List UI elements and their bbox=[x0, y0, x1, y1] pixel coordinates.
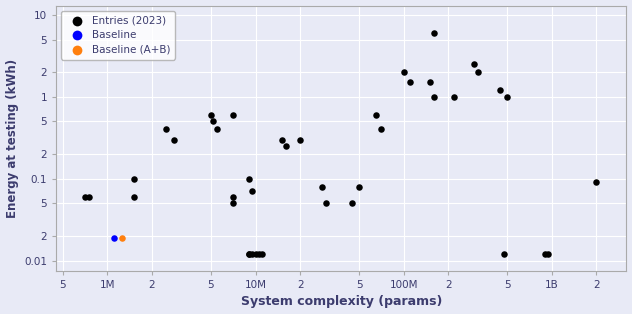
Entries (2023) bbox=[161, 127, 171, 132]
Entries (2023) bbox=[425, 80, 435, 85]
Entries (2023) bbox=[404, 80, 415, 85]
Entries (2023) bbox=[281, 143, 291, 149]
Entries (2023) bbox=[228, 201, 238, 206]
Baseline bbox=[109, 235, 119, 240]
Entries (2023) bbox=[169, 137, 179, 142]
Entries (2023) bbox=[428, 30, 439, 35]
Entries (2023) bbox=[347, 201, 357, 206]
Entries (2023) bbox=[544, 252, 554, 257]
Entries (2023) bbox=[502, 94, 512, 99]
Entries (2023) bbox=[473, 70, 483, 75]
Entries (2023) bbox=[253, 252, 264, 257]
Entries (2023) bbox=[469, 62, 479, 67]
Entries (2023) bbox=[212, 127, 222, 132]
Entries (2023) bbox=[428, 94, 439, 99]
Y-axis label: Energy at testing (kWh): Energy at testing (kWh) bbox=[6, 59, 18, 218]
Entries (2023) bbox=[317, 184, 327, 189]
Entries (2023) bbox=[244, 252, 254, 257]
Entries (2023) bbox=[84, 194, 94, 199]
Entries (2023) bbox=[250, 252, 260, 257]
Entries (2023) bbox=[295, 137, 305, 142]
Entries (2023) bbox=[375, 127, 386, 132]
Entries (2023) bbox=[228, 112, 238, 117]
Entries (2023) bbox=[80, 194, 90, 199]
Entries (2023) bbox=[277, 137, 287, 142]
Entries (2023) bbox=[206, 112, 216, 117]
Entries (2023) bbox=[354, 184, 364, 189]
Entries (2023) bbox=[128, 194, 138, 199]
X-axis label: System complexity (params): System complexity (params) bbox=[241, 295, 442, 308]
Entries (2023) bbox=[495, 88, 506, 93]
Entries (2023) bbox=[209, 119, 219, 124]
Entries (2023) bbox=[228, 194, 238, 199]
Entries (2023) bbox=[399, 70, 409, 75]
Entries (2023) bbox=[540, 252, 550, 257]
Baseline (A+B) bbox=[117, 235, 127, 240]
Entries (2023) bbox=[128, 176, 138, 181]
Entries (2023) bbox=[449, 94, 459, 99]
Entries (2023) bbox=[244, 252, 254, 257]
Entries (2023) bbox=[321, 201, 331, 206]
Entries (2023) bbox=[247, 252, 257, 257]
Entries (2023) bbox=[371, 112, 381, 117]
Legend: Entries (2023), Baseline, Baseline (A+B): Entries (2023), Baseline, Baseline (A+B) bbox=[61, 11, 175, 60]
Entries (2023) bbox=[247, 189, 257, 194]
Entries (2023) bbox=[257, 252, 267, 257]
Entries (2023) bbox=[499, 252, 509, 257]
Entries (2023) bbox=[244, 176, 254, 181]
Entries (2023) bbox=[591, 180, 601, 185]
####################
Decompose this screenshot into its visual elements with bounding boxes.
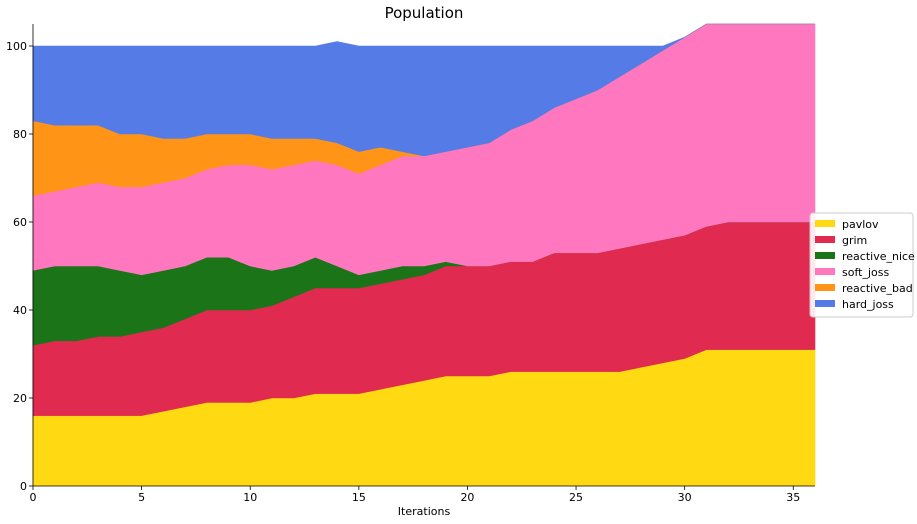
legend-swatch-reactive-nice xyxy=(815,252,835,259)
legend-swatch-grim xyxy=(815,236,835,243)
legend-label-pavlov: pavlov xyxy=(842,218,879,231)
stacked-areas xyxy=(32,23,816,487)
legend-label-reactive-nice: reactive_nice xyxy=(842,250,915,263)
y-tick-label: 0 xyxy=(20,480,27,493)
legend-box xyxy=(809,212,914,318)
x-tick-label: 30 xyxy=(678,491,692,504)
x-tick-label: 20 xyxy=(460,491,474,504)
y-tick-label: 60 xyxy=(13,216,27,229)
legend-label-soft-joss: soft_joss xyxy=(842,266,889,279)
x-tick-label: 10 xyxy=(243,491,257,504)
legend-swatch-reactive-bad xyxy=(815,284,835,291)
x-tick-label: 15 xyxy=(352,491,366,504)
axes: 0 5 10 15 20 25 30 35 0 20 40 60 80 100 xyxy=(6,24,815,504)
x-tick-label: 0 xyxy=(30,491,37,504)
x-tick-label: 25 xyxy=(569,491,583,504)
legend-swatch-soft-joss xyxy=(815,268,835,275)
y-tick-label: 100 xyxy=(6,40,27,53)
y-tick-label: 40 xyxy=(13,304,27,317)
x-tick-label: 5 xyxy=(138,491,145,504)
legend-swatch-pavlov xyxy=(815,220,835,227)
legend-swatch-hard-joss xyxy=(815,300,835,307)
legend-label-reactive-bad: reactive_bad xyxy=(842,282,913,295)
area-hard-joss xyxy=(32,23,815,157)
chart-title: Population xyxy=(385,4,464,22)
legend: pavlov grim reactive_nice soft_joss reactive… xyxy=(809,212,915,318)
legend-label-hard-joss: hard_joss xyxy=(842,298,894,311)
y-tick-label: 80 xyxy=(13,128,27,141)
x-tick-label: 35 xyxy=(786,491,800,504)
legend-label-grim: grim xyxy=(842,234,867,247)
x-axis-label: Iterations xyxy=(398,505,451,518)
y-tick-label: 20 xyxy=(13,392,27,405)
####################
**Instructions for the task**
Copy out word for word the entries starting with the line that contains "legend-swatch-reactive-nice xyxy=(815,252,835,259)" and going on through the line that contains "x-tick-label: 35 xyxy=(786,491,800,504)", both included.

**Answer to this problem**
legend-swatch-reactive-nice xyxy=(815,252,835,259)
legend-swatch-grim xyxy=(815,236,835,243)
legend-label-pavlov: pavlov xyxy=(842,218,879,231)
stacked-areas xyxy=(32,23,816,487)
legend-label-reactive-nice: reactive_nice xyxy=(842,250,915,263)
y-tick-label: 0 xyxy=(20,480,27,493)
legend-box xyxy=(809,212,914,318)
x-tick-label: 30 xyxy=(678,491,692,504)
x-tick-label: 20 xyxy=(460,491,474,504)
y-tick-label: 60 xyxy=(13,216,27,229)
legend-label-soft-joss: soft_joss xyxy=(842,266,889,279)
x-tick-label: 10 xyxy=(243,491,257,504)
legend-swatch-reactive-bad xyxy=(815,284,835,291)
x-tick-label: 15 xyxy=(352,491,366,504)
axes: 0 5 10 15 20 25 30 35 0 20 40 60 80 100 xyxy=(6,24,815,504)
x-tick-label: 0 xyxy=(30,491,37,504)
x-tick-label: 25 xyxy=(569,491,583,504)
legend-swatch-soft-joss xyxy=(815,268,835,275)
y-tick-label: 100 xyxy=(6,40,27,53)
y-tick-label: 40 xyxy=(13,304,27,317)
x-tick-label: 5 xyxy=(138,491,145,504)
legend-swatch-pavlov xyxy=(815,220,835,227)
legend-swatch-hard-joss xyxy=(815,300,835,307)
legend-label-reactive-bad: reactive_bad xyxy=(842,282,913,295)
area-hard-joss xyxy=(32,23,815,157)
chart-title: Population xyxy=(385,4,464,22)
legend: pavlov grim reactive_nice soft_joss reactive… xyxy=(809,212,915,318)
legend-label-hard-joss: hard_joss xyxy=(842,298,894,311)
y-tick-label: 80 xyxy=(13,128,27,141)
x-tick-label: 35 xyxy=(786,491,800,504)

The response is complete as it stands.